MATERIAL PROVIDED →
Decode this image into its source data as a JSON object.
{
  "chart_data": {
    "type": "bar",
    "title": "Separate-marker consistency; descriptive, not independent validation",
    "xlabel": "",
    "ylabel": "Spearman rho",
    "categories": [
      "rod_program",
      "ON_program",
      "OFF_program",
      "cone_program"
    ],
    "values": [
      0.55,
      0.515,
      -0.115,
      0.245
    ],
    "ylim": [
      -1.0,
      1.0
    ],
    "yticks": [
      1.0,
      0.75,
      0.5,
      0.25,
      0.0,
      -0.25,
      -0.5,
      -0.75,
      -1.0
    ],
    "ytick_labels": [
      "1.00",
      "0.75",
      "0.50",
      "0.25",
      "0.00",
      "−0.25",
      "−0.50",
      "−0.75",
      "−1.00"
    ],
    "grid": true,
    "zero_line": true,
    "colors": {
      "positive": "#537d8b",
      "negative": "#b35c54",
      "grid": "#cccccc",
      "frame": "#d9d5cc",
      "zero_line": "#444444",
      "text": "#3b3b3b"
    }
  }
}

* * *

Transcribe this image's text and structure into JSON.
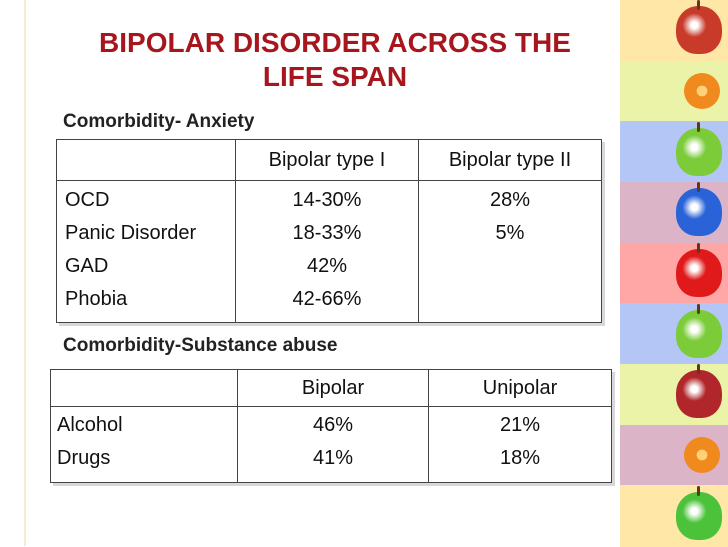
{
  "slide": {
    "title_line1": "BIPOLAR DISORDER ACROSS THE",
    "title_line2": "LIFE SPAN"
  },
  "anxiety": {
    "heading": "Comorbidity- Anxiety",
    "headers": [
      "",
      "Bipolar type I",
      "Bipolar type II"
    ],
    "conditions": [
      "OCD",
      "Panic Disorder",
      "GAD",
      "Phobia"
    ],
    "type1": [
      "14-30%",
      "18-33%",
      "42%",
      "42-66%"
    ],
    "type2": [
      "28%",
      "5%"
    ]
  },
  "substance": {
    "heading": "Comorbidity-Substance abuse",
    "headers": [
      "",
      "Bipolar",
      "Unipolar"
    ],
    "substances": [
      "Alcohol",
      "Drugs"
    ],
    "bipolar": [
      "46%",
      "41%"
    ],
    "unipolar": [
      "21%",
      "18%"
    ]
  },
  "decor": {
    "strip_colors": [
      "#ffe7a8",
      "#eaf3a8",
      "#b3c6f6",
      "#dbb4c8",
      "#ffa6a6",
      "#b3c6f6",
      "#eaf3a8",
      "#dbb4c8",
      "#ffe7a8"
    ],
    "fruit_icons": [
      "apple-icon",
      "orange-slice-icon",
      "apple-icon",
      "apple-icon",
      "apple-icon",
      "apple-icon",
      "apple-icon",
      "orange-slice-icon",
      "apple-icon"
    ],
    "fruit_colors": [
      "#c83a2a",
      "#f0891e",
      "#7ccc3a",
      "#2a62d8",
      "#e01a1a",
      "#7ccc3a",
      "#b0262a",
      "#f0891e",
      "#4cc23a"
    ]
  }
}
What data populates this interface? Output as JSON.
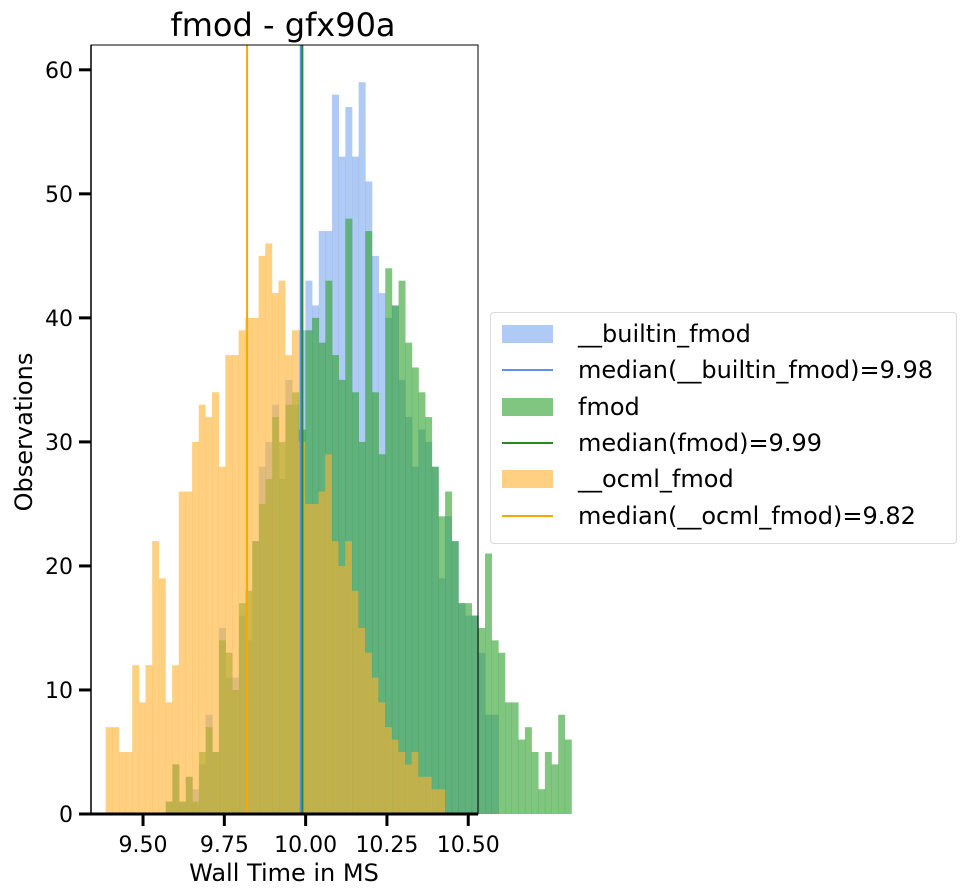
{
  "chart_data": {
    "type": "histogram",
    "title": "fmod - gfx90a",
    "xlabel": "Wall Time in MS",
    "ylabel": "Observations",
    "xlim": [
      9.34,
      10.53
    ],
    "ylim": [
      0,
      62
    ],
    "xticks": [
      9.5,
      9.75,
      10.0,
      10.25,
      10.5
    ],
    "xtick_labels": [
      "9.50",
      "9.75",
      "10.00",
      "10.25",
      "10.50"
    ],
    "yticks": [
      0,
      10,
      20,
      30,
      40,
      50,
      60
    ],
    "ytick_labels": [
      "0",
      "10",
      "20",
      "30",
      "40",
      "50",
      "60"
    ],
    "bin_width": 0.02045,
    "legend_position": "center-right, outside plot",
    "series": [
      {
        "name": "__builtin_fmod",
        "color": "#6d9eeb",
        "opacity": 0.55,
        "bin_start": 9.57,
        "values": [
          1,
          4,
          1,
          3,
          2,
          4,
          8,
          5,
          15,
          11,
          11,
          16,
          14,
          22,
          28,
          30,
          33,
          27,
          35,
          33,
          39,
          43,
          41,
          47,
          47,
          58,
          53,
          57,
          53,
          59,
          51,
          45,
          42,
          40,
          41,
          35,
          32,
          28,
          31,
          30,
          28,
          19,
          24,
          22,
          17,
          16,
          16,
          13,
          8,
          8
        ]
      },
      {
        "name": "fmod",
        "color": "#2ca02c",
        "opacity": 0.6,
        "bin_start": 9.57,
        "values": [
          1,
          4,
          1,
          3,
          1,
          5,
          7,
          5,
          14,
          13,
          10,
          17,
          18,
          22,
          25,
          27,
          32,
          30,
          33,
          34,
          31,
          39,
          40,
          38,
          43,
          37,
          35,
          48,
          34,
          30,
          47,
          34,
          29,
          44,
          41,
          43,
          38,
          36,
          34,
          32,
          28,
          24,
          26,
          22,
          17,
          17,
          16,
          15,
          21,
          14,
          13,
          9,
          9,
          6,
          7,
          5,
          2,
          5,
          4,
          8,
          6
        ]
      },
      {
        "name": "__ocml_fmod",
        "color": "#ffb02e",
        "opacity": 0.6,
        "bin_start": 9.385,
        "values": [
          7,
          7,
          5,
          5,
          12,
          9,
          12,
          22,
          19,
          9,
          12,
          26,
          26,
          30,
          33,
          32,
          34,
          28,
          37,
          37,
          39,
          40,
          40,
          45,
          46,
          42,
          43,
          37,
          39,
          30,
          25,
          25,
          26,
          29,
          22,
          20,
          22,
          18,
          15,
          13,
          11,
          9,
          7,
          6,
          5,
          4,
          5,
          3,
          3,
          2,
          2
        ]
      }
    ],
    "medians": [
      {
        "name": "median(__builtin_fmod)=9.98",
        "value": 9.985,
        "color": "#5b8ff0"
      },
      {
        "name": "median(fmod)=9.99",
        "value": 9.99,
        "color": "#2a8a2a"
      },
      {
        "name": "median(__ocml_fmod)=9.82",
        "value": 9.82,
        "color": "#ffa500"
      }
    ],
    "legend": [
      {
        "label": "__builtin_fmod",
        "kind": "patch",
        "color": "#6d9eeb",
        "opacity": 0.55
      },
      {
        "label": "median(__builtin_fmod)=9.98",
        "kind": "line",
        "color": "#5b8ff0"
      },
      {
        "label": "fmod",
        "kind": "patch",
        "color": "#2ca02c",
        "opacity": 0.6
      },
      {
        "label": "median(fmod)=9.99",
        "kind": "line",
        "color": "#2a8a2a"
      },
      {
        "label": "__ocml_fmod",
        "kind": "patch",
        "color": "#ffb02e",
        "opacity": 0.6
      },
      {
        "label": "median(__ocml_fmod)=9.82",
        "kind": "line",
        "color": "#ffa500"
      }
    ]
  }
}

EXERCISE DETAILS → Gather all lines with the string "this" from the data.

TASK RESPONSE →
Decode this image into its source data as a JSON object.
Transcribe this image's text and structure into JSON.
What data populates this interface? Output as JSON.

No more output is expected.